#### SET PROBLEM
Select the lines that contain "JSON" and copy each of them.

#### GIVEN DATA
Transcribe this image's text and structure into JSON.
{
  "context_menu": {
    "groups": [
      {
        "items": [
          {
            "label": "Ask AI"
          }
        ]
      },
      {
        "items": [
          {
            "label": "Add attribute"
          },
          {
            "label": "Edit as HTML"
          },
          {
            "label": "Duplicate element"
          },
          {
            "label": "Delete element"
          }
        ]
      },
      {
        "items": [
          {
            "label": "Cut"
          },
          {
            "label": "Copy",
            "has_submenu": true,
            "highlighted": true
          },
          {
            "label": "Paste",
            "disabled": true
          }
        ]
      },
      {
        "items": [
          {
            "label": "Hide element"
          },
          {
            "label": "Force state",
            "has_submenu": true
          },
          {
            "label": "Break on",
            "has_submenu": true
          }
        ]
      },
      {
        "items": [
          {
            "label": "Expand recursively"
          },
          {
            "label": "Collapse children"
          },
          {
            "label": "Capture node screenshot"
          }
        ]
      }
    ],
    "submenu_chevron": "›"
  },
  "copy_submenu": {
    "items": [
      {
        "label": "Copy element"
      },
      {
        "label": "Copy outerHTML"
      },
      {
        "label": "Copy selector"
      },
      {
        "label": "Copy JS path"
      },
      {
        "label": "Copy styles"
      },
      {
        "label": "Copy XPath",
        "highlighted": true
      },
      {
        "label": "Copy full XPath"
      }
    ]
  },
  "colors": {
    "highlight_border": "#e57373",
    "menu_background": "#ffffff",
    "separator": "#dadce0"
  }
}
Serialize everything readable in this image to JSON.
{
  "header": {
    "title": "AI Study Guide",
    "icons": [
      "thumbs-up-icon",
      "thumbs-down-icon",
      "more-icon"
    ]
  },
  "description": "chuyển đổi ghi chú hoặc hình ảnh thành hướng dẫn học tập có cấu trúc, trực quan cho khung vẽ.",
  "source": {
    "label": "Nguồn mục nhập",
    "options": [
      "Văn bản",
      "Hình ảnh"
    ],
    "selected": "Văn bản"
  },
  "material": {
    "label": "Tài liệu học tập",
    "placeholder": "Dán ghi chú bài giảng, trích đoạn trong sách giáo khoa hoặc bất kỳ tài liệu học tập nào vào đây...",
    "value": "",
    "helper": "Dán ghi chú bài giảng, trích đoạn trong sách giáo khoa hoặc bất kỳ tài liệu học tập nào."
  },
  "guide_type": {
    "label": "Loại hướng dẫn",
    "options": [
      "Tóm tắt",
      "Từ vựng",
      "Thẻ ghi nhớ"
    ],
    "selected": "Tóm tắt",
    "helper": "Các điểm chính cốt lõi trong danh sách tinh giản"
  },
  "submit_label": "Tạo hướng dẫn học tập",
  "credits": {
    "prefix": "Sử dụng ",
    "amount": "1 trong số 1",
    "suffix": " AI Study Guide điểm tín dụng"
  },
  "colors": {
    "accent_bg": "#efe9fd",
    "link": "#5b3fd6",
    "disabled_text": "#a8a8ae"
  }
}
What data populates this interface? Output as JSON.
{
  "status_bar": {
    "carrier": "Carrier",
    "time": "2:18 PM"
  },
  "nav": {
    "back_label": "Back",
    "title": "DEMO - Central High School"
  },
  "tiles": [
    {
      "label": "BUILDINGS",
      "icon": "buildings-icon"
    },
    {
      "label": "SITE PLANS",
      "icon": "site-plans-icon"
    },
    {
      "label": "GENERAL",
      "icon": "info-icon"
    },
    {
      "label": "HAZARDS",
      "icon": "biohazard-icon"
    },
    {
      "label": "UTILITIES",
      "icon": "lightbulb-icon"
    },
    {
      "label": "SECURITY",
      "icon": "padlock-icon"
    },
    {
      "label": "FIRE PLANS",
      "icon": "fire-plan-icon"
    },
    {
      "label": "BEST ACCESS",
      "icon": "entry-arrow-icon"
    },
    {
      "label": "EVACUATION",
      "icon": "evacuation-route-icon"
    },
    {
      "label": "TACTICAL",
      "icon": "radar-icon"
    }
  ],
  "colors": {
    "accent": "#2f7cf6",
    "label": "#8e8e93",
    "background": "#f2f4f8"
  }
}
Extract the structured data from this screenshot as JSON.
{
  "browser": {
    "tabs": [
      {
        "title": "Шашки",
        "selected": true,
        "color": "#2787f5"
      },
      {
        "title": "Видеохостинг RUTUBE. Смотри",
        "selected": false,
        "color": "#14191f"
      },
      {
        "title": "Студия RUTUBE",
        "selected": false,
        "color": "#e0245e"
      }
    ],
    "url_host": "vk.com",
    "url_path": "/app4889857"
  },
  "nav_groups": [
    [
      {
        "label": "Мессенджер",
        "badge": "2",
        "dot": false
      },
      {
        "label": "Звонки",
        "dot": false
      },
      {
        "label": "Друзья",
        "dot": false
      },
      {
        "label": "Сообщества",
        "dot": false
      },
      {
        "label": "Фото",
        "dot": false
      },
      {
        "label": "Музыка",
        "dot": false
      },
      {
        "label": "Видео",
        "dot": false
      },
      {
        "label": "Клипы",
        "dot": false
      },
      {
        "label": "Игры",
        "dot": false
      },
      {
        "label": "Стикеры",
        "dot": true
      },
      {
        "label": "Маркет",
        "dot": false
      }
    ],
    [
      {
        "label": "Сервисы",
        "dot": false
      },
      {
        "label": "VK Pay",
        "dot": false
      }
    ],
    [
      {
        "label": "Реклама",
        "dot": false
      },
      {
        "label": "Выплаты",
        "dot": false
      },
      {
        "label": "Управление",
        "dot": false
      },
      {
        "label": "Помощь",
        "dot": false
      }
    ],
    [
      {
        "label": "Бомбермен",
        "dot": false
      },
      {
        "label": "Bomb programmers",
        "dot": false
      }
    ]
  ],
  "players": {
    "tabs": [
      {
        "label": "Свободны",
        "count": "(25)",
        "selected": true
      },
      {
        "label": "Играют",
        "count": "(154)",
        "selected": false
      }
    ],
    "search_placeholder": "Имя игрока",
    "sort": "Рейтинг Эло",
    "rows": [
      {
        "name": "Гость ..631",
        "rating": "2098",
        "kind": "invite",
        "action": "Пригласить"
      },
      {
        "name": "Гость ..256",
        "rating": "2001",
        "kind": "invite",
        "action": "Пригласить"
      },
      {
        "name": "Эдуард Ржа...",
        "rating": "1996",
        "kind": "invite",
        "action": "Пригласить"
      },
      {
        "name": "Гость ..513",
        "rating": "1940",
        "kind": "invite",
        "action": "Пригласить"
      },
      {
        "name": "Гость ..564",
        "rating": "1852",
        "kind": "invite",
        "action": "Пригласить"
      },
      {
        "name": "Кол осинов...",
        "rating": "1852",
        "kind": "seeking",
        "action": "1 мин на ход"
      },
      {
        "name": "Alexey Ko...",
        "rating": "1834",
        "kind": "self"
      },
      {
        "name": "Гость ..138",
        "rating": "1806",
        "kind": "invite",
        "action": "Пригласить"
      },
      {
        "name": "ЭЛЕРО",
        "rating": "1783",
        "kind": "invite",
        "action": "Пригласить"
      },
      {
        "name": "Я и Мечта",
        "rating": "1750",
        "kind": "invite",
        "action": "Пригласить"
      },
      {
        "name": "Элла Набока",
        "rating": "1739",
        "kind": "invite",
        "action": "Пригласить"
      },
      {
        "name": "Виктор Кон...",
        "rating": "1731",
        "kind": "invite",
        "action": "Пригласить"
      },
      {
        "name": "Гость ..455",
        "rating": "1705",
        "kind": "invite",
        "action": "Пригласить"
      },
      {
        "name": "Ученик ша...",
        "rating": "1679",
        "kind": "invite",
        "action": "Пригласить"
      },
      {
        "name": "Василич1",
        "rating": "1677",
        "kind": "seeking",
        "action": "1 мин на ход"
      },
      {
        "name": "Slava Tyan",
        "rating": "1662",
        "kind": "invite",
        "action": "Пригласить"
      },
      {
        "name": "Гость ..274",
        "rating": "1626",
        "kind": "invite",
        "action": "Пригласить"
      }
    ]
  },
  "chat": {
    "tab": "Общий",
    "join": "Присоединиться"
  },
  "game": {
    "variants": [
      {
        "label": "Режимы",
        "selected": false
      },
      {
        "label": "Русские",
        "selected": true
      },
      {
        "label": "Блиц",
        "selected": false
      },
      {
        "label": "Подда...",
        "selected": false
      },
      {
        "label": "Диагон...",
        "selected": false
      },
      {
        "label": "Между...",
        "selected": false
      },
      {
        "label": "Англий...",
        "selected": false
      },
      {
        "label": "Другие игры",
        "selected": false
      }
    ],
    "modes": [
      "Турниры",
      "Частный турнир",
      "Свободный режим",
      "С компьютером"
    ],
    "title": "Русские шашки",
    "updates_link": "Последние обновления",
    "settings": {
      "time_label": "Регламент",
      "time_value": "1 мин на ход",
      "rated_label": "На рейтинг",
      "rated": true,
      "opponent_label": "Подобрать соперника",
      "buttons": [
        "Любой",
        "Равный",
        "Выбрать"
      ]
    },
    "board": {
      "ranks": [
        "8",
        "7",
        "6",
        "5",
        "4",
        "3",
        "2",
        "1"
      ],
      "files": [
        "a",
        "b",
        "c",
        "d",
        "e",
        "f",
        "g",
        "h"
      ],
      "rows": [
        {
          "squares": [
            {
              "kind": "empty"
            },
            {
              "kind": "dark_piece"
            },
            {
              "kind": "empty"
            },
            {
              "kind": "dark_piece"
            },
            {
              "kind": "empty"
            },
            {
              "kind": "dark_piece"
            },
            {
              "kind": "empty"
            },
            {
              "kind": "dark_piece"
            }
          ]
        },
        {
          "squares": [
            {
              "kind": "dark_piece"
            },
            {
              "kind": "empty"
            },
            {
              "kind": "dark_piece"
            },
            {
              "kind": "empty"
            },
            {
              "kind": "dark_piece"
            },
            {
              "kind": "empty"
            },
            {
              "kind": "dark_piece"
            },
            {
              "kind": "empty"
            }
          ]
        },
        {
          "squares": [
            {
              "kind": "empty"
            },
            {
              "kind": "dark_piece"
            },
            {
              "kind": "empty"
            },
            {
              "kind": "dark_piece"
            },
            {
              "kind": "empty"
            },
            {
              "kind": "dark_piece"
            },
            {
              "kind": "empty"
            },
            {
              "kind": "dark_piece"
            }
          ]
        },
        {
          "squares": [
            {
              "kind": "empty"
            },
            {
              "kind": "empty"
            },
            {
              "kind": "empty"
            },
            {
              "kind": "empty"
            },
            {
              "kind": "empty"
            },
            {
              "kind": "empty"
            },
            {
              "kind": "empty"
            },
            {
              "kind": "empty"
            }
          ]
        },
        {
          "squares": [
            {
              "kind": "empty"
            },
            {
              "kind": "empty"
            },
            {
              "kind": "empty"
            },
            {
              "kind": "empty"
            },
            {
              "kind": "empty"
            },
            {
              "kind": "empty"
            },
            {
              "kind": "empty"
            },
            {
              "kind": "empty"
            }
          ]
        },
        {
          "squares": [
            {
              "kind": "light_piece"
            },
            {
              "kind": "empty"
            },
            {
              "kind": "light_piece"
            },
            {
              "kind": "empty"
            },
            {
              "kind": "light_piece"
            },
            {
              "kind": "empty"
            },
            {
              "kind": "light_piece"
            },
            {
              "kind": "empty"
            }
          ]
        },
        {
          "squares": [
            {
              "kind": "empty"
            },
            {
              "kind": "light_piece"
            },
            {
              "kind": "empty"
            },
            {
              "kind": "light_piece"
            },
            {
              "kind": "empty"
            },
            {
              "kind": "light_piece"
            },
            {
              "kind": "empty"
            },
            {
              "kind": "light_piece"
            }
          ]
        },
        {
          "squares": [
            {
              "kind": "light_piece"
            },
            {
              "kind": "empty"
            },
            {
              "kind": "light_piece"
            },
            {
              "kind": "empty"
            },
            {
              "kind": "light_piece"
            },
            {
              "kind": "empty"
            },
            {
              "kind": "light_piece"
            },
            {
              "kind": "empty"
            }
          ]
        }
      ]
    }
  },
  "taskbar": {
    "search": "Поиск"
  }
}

#### PROBLEM SOLUTION
Transcribe this image's text and structure into JSON.
Serialize everything readable in this image to JSON.
What data populates this interface? Output as JSON.
Extract the structured data from this screenshot as JSON.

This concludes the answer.